### AIM OF THE TASK
Exactly reproduce each record listed below.
------ RECORDS TO PROCESS
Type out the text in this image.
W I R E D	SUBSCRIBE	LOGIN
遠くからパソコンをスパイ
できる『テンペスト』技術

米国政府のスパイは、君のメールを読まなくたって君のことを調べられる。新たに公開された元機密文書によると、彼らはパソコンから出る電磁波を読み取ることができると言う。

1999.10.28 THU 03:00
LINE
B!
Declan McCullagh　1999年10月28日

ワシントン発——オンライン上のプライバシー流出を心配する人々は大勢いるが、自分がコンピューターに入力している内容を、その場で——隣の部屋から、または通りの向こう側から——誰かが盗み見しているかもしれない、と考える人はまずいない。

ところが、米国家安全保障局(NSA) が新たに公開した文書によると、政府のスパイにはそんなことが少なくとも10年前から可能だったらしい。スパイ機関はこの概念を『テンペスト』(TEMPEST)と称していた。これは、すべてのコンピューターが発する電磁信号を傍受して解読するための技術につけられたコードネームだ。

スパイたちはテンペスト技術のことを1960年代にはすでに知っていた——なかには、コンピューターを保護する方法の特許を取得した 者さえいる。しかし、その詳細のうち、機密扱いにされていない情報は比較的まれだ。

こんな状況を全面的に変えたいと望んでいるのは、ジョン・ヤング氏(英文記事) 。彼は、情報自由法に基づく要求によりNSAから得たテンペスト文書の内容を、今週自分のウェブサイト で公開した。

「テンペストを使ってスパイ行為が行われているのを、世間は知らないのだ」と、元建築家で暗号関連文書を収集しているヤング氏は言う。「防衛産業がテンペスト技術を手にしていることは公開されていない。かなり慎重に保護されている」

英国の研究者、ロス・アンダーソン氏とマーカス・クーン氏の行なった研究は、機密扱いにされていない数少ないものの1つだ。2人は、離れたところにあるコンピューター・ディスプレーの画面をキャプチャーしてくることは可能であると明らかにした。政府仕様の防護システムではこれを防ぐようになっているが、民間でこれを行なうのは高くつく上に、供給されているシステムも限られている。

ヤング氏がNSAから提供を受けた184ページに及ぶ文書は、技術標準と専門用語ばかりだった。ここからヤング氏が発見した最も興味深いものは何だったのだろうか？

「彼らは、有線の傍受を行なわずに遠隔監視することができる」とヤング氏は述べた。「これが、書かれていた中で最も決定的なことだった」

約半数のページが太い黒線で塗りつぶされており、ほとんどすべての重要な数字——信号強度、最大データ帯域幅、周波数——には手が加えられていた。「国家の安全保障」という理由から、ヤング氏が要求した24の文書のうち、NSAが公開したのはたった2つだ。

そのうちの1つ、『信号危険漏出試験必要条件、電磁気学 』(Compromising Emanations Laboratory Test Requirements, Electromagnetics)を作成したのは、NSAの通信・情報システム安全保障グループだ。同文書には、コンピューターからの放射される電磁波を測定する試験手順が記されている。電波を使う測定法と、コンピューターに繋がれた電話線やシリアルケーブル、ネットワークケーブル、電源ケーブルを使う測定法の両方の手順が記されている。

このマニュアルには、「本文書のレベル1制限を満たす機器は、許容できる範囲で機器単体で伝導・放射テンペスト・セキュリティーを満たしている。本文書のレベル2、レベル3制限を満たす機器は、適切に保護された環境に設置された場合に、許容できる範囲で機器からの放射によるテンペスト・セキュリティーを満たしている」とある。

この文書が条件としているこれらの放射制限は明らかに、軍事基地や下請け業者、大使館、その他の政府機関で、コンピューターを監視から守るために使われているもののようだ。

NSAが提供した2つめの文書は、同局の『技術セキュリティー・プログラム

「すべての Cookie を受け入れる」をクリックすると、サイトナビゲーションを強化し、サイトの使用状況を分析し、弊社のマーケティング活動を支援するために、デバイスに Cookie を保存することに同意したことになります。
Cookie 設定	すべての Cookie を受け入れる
------------
### EXERCISE OUTPUT
Type out the text in this image.
W I R E D	SUBSCRIBE	LOGIN
遠くからパソコンをスパイ
できる『テンペスト』技術

米国政府のスパイは、君のメールを読まなくたって君のことを調べられる。新たに公開された元機密文書によると、彼らはパソコンから出る電磁波を読み取ることができると言う。

1999.10.28 THU 03:00
LINE
B!
Declan McCullagh　1999年10月28日

ワシントン発——オンライン上のプライバシー流出を心配する人々は大勢いるが、自分がコンピューターに入力している内容を、その場で——隣の部屋から、または通りの向こう側から——誰かが盗み見しているかもしれない、と考える人はまずいない。

ところが、米国家安全保障局(NSA) が新たに公開した文書によると、政府のスパイにはそんなことが少なくとも10年前から可能だったらしい。スパイ機関はこの概念を『テンペスト』(TEMPEST)と称していた。これは、すべてのコンピューターが発する電磁信号を傍受して解読するための技術につけられたコードネームだ。

スパイたちはテンペスト技術のことを1960年代にはすでに知っていた——なかには、コンピューターを保護する方法の特許を取得した 者さえいる。しかし、その詳細のうち、機密扱いにされていない情報は比較的まれだ。

こんな状況を全面的に変えたいと望んでいるのは、ジョン・ヤング氏(英文記事) 。彼は、情報自由法に基づく要求によりNSAから得たテンペスト文書の内容を、今週自分のウェブサイト で公開した。

「テンペストを使ってスパイ行為が行われているのを、世間は知らないのだ」と、元建築家で暗号関連文書を収集しているヤング氏は言う。「防衛産業がテンペスト技術を手にしていることは公開されていない。かなり慎重に保護されている」

英国の研究者、ロス・アンダーソン氏とマーカス・クーン氏の行なった研究は、機密扱いにされていない数少ないものの1つだ。2人は、離れたところにあるコンピューター・ディスプレーの画面をキャプチャーしてくることは可能であると明らかにした。政府仕様の防護システムではこれを防ぐようになっているが、民間でこれを行なうのは高くつく上に、供給されているシステムも限られている。

ヤング氏がNSAから提供を受けた184ページに及ぶ文書は、技術標準と専門用語ばかりだった。ここからヤング氏が発見した最も興味深いものは何だったのだろうか？

「彼らは、有線の傍受を行なわずに遠隔監視することができる」とヤング氏は述べた。「これが、書かれていた中で最も決定的なことだった」

約半数のページが太い黒線で塗りつぶされており、ほとんどすべての重要な数字——信号強度、最大データ帯域幅、周波数——には手が加えられていた。「国家の安全保障」という理由から、ヤング氏が要求した24の文書のうち、NSAが公開したのはたった2つだ。

そのうちの1つ、『信号危険漏出試験必要条件、電磁気学 』(Compromising Emanations Laboratory Test Requirements, Electromagnetics)を作成したのは、NSAの通信・情報システム安全保障グループだ。同文書には、コンピューターからの放射される電磁波を測定する試験手順が記されている。電波を使う測定法と、コンピューターに繋がれた電話線やシリアルケーブル、ネットワークケーブル、電源ケーブルを使う測定法の両方の手順が記されている。

このマニュアルには、「本文書のレベル1制限を満たす機器は、許容できる範囲で機器単体で伝導・放射テンペスト・セキュリティーを満たしている。本文書のレベル2、レベル3制限を満たす機器は、適切に保護された環境に設置された場合に、許容できる範囲で機器からの放射によるテンペスト・セキュリティーを満たしている」とある。

この文書が条件としているこれらの放射制限は明らかに、軍事基地や下請け業者、大使館、その他の政府機関で、コンピューターを監視から守るために使われているもののようだ。

NSAが提供した2つめの文書は、同局の『技術セキュリティー・プログラム

「すべての Cookie を受け入れる」をクリックすると、サイトナビゲーションを強化し、サイトの使用状況を分析し、弊社のマーケティング活動を支援するために、デバイスに Cookie を保存することに同意したことになります。
Cookie 設定	すべての Cookie を受け入れる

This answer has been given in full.